- **WRITTEN REQUEST 1**
In the records, starting with the line with "928, 97, 954]" and going on through the line with "116, 437, 148]", swap "divider" for "horizontal-rule" and give those lines again with nothing else changed.

- **PASSAGE GIVEN**

The framework that bootstraps the system-recognizing-system process is that of boundaries and interactions, actually inputs and outputs as well as boundary to boundary interplay. We recognize a system by virtue of its having a definable, even if very fuzzy, boundary. Without discernable boundaries there would be no nouns! There would be no objects to classify. Boundaries make it possible to isolate and focus on specifics. They also make it possible to recognize influxes and outfluxes of material, energy, and, as we will see later, messages. They make it possible to distinguish one system in contact with another. And since boundaries can actually be, subsystems in their own right, they can have 'texture', 'character', form and many other qualities that allow us to recognize both classes of systems and specific instances of a class.
Systems in the real world, even conceptual systems like philosophies, change over time, both in terms of their internal organization and their interactions with other systems — their "environment". That is, systems are dynamic; even systems that appear to us to be static in our perception of time change over a long enough time frame. Even with boundaries, all real systems are open to flows as mentioned above. Hence they can incorporate new material or energy, or reorganize as a result of information.

- **Records of where elements are shown**
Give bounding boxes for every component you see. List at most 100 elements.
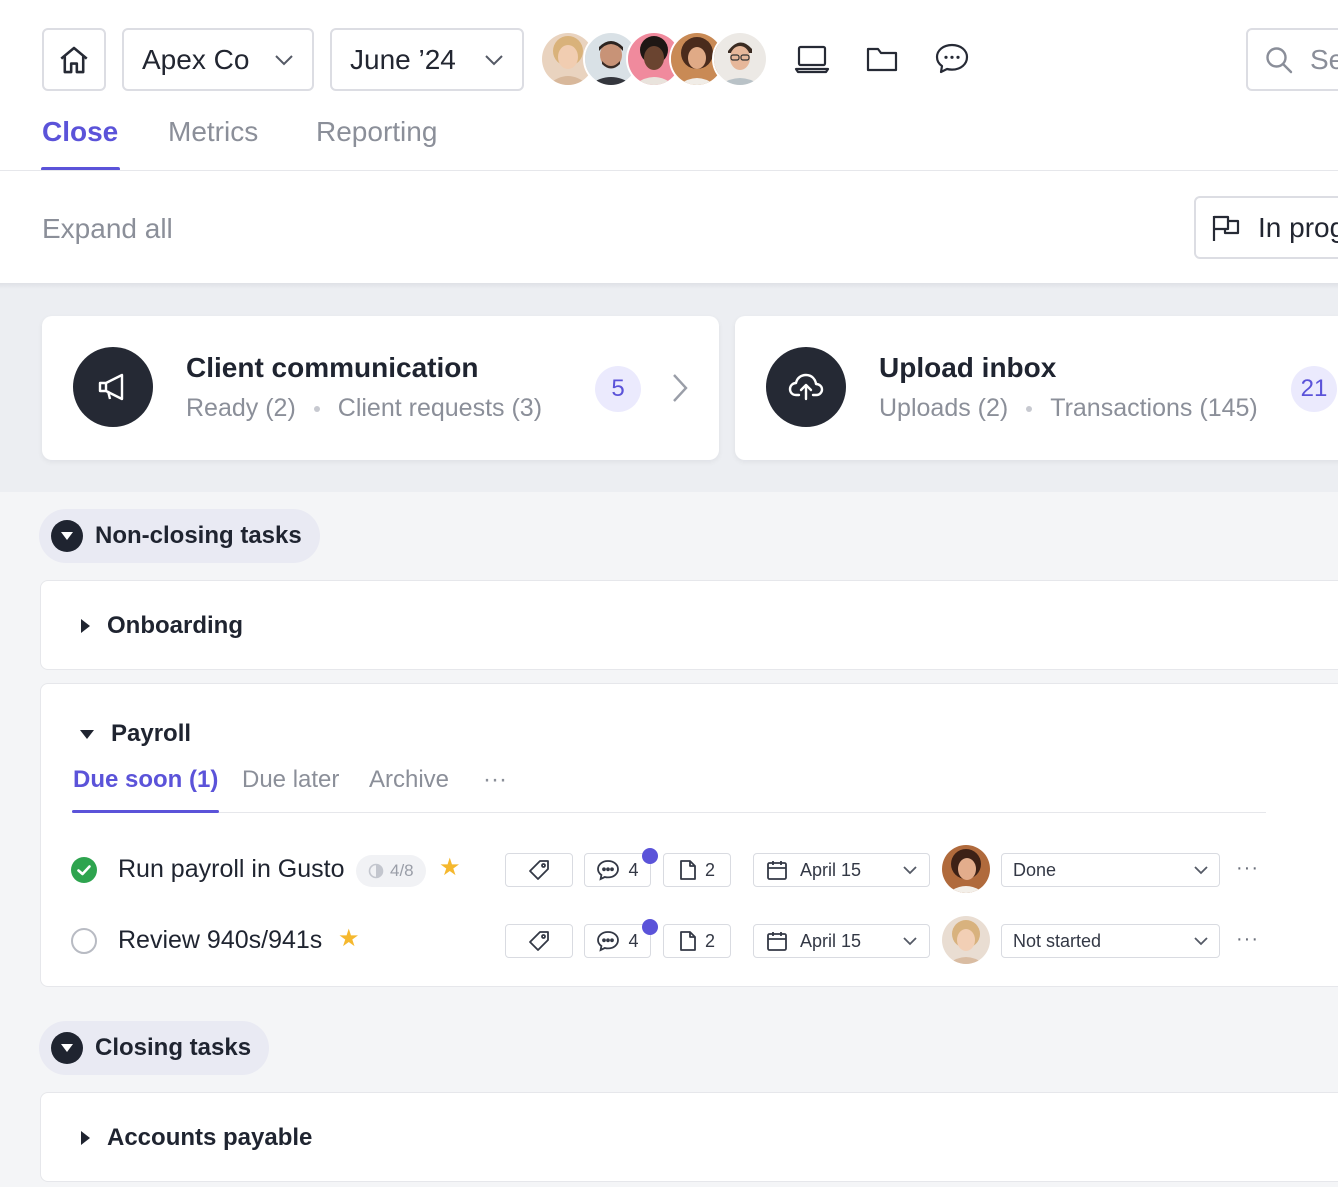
incomplete-check-icon[interactable]	[71, 928, 97, 954]
divider	[0, 170, 1338, 171]
card-meta-transactions: Transactions (145)	[1050, 394, 1258, 422]
chat-icon[interactable]	[933, 40, 971, 78]
separator-dot	[1026, 405, 1033, 412]
tab-reporting[interactable]: Reporting	[316, 116, 437, 148]
home-button[interactable]	[42, 28, 106, 91]
assignee-avatar[interactable]	[942, 845, 990, 893]
row-more-button[interactable]: ···	[1236, 857, 1259, 880]
star-icon[interactable]: ★	[338, 927, 360, 951]
closing-tasks-toggle[interactable]: Closing tasks	[39, 1021, 270, 1075]
files-button[interactable]: 2	[663, 924, 731, 958]
company-dropdown[interactable]: Apex Co	[122, 28, 314, 91]
search-input[interactable]: Se	[1246, 28, 1338, 91]
caret-right-icon	[81, 1131, 90, 1145]
comments-button[interactable]: 4	[584, 848, 658, 887]
subtask-progress: 4/8	[356, 855, 426, 887]
card-meta-uploads: Uploads (2)	[879, 394, 1009, 422]
client-communication-card[interactable]: Client communication Ready (2) Client re…	[42, 316, 719, 460]
tag-button[interactable]	[505, 853, 573, 887]
calendar-icon	[767, 861, 787, 880]
tab-metrics[interactable]: Metrics	[168, 116, 258, 148]
card-title: Client communication	[186, 352, 479, 383]
flag-icon	[1212, 215, 1240, 241]
count-badge: 21	[1291, 366, 1337, 412]
comment-icon	[597, 860, 620, 881]
group-accounts-payable[interactable]: Accounts payable	[40, 1092, 1338, 1182]
status-filter-button[interactable]: In prog	[1194, 196, 1338, 259]
file-count: 2	[704, 930, 715, 951]
due-date-dropdown[interactable]: April 15	[753, 853, 930, 887]
period-dropdown-value: June ’24	[350, 43, 456, 75]
tab-close[interactable]: Close	[42, 116, 118, 148]
team-avatars[interactable]	[540, 31, 768, 89]
group-onboarding[interactable]: Onboarding	[40, 580, 1338, 670]
card-meta-requests: Client requests (3)	[337, 394, 543, 422]
expand-all-button[interactable]: Expand all	[42, 213, 173, 245]
company-dropdown-value: Apex Co	[142, 43, 250, 75]
separator-dot	[313, 405, 320, 412]
cloud-upload-icon	[766, 347, 846, 427]
task-title[interactable]: Review 940s/941s	[118, 926, 322, 955]
caret-down-icon	[51, 1032, 83, 1064]
progress-ring-icon	[368, 863, 384, 879]
chevron-right-icon[interactable]	[670, 372, 690, 409]
group-title: Payroll	[111, 720, 192, 747]
status-value: Not started	[1013, 930, 1102, 951]
group-header[interactable]: Accounts payable	[79, 1124, 312, 1152]
card-meta-ready: Ready (2)	[186, 394, 296, 422]
period-dropdown[interactable]: June ’24	[330, 28, 524, 91]
comment-icon	[597, 931, 620, 952]
subtab-archive[interactable]: Archive	[369, 766, 449, 794]
chevron-down-icon	[903, 936, 917, 946]
calendar-icon	[767, 932, 787, 951]
laptop-icon[interactable]	[793, 40, 831, 78]
comment-count: 4	[628, 930, 639, 951]
file-count: 2	[704, 859, 715, 880]
task-row: Review 940s/941s ★ 4 2 April 15 Not star…	[0, 916, 1338, 966]
due-date: April 15	[800, 930, 862, 951]
completed-check-icon[interactable]	[71, 857, 97, 883]
files-button[interactable]: 2	[663, 853, 731, 887]
assignee-avatar[interactable]	[942, 916, 990, 964]
folder-icon[interactable]	[863, 40, 901, 78]
avatar[interactable]	[712, 31, 768, 87]
card-meta: Ready (2) Client requests (3)	[186, 394, 542, 423]
non-closing-tasks-toggle[interactable]: Non-closing tasks	[39, 509, 320, 563]
subtab-due-later[interactable]: Due later	[242, 766, 339, 794]
upload-inbox-card[interactable]: Upload inbox Uploads (2) Transactions (1…	[735, 316, 1338, 460]
search-placeholder: Se	[1310, 43, 1338, 75]
status-value: Done	[1013, 859, 1057, 880]
status-dropdown[interactable]: Not started	[1001, 924, 1220, 958]
chevron-down-icon	[903, 865, 917, 875]
subtab-due-soon[interactable]: Due soon (1)	[73, 766, 218, 794]
status-filter-label: In prog	[1258, 211, 1338, 243]
chevron-down-icon	[1194, 865, 1208, 875]
row-more-button[interactable]: ···	[1236, 928, 1259, 951]
home-icon	[60, 46, 88, 73]
due-date: April 15	[800, 859, 862, 880]
comment-count: 4	[628, 859, 639, 880]
tag-icon	[529, 931, 549, 951]
section-label: Non-closing tasks	[95, 522, 302, 549]
tag-button[interactable]	[505, 924, 573, 958]
file-icon	[680, 860, 696, 880]
caret-right-icon	[81, 619, 90, 633]
star-icon[interactable]: ★	[439, 856, 461, 880]
caret-down-icon	[51, 520, 83, 552]
card-title: Upload inbox	[879, 352, 1057, 383]
chevron-down-icon	[1194, 936, 1208, 946]
group-header[interactable]: Onboarding	[79, 612, 243, 640]
more-subtabs-button[interactable]: ···	[483, 766, 507, 794]
group-title: Accounts payable	[107, 1124, 313, 1151]
unread-dot	[642, 848, 658, 864]
tag-icon	[529, 860, 549, 880]
task-title[interactable]: Run payroll in Gusto	[118, 855, 345, 884]
group-header[interactable]: Payroll	[79, 720, 191, 748]
band-shadow	[0, 283, 1338, 289]
status-dropdown[interactable]: Done	[1001, 853, 1220, 887]
divider	[72, 812, 1266, 813]
file-icon	[680, 931, 696, 951]
card-meta: Uploads (2) Transactions (145)	[879, 394, 1258, 423]
due-date-dropdown[interactable]: April 15	[753, 924, 930, 958]
comments-button[interactable]: 4	[584, 919, 658, 958]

- **WRITTEN REQUEST 2**
According to the passage on systems and boundaries, why can real systems incorporate new material or energy, or reorganize?

- **EXERCISE ANSWER 1**
incomplete-check-icon[interactable]	[71, 928, 97, 954]
horizontal-rule	[0, 170, 1338, 171]
card-meta-transactions: Transactions (145)	[1050, 394, 1258, 422]
chat-icon[interactable]	[933, 40, 971, 78]
separator-dot	[1026, 405, 1033, 412]
tab-reporting[interactable]: Reporting	[316, 116, 437, 148]

- **EXERCISE ANSWER 2**
Even with boundaries, all real systems are open to flows. That openness is why they can take in new material or energy, or reorganize as a result of information.